* _Stated problem_
Restate the material word for word and leave out anything that is a picture.

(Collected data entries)
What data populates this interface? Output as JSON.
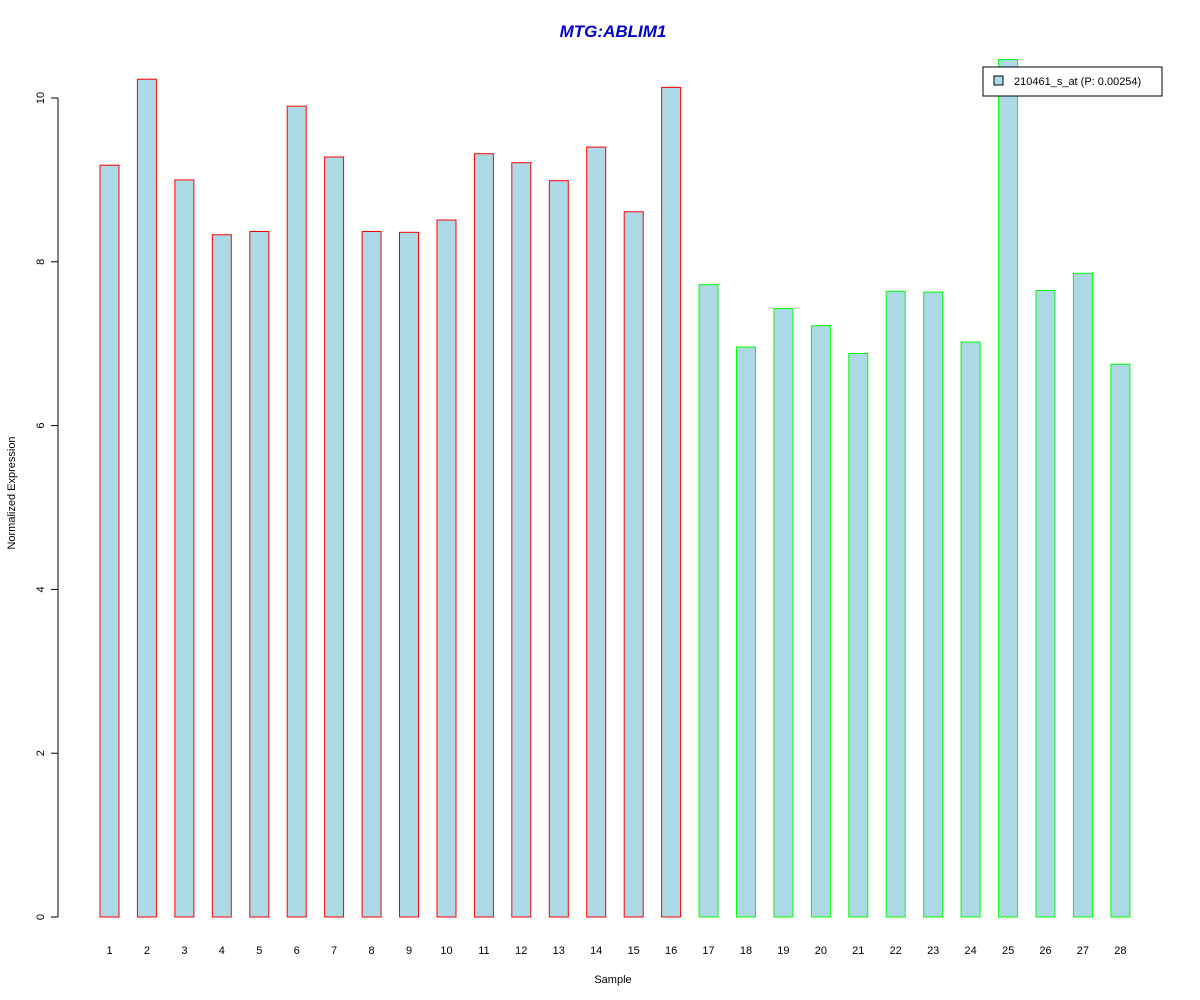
{
  "chart_data": {
    "type": "bar",
    "title": "MTG:ABLIM1",
    "xlabel": "Sample",
    "ylabel": "Normalized Expression",
    "categories": [
      "1",
      "2",
      "3",
      "4",
      "5",
      "6",
      "7",
      "8",
      "9",
      "10",
      "11",
      "12",
      "13",
      "14",
      "15",
      "16",
      "17",
      "18",
      "19",
      "20",
      "21",
      "22",
      "23",
      "24",
      "25",
      "26",
      "27",
      "28"
    ],
    "series": [
      {
        "name": "210461_s_at (P: 0.00254)",
        "values": [
          9.18,
          10.23,
          9.0,
          8.33,
          8.37,
          9.9,
          9.28,
          8.37,
          8.36,
          8.51,
          9.32,
          9.21,
          8.99,
          9.4,
          8.61,
          10.13,
          7.72,
          6.96,
          7.43,
          7.22,
          6.88,
          7.64,
          7.63,
          7.02,
          10.47,
          7.65,
          7.86,
          6.75
        ]
      }
    ],
    "ylim": [
      0,
      10.5
    ],
    "yticks": [
      0,
      2,
      4,
      6,
      8,
      10
    ],
    "grid": false,
    "legend_position": "top-right",
    "colors": {
      "bar_fill": "#add8e6",
      "group_1_border": "#ff0000",
      "group_2_border": "#00ff00",
      "title": "#0000cd"
    },
    "group_1_count": 16
  }
}
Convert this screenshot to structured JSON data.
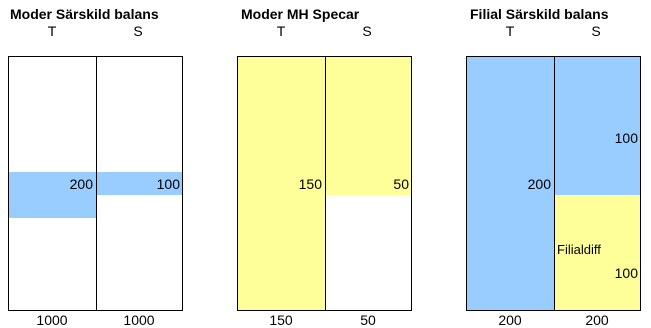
{
  "colors": {
    "blue": "#99ccff",
    "yellow": "#ffff99",
    "border": "#000000"
  },
  "panels": [
    {
      "title": "Moder Särskild balans",
      "col_t": "T",
      "col_s": "S",
      "values": {
        "t_amount": "200",
        "s_amount": "100"
      },
      "totals": {
        "t": "1000",
        "s": "1000"
      }
    },
    {
      "title": "Moder MH Specar",
      "col_t": "T",
      "col_s": "S",
      "values": {
        "t_amount": "150",
        "s_amount": "50"
      },
      "totals": {
        "t": "150",
        "s": "50"
      }
    },
    {
      "title": "Filial Särskild balans",
      "col_t": "T",
      "col_s": "S",
      "values": {
        "t_amount": "200",
        "s_amount": "100",
        "diff_label": "Filialdiff",
        "diff_amount": "100"
      },
      "totals": {
        "t": "200",
        "s": "200"
      }
    }
  ]
}
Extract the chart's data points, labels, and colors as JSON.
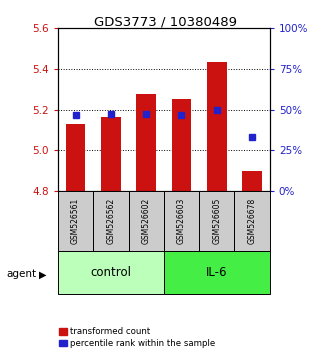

* _Reply to the exercise_
What data populates this interface? Output as JSON.
{
  "chart_data": {
    "type": "bar",
    "title": "MTG:ABLIM1",
    "xlabel": "Sample",
    "ylabel": "Normalized Expression",
    "categories": [
      "1",
      "2",
      "3",
      "4",
      "5",
      "6",
      "7",
      "8",
      "9",
      "10",
      "11",
      "12",
      "13",
      "14",
      "15",
      "16",
      "17",
      "18",
      "19",
      "20",
      "21",
      "22",
      "23",
      "24",
      "25",
      "26",
      "27",
      "28"
    ],
    "series": [
      {
        "name": "210461_s_at (P: 0.00254)",
        "values": [
          9.18,
          10.23,
          9.0,
          8.33,
          8.37,
          9.9,
          9.28,
          8.37,
          8.36,
          8.51,
          9.32,
          9.21,
          8.99,
          9.4,
          8.61,
          10.13,
          7.72,
          6.96,
          7.43,
          7.22,
          6.88,
          7.64,
          7.63,
          7.02,
          10.47,
          7.65,
          7.86,
          6.75
        ]
      }
    ],
    "ylim": [
      0,
      10.5
    ],
    "yticks": [
      0,
      2,
      4,
      6,
      8,
      10
    ],
    "grid": false,
    "legend_position": "top-right",
    "colors": {
      "bar_fill": "#add8e6",
      "group_1_border": "#ff0000",
      "group_2_border": "#00ff00",
      "title": "#0000cd"
    },
    "group_1_count": 16
  }
}
Convert this screenshot to structured JSON data.
{
  "colors": {
    "blue": "#99ccff",
    "yellow": "#ffff99",
    "border": "#000000"
  },
  "panels": [
    {
      "title": "Moder Särskild balans",
      "col_t": "T",
      "col_s": "S",
      "values": {
        "t_amount": "200",
        "s_amount": "100"
      },
      "totals": {
        "t": "1000",
        "s": "1000"
      }
    },
    {
      "title": "Moder MH Specar",
      "col_t": "T",
      "col_s": "S",
      "values": {
        "t_amount": "150",
        "s_amount": "50"
      },
      "totals": {
        "t": "150",
        "s": "50"
      }
    },
    {
      "title": "Filial Särskild balans",
      "col_t": "T",
      "col_s": "S",
      "values": {
        "t_amount": "200",
        "s_amount": "100",
        "diff_label": "Filialdiff",
        "diff_amount": "100"
      },
      "totals": {
        "t": "200",
        "s": "200"
      }
    }
  ]
}
Extract the chart's data points, labels, and colors as JSON.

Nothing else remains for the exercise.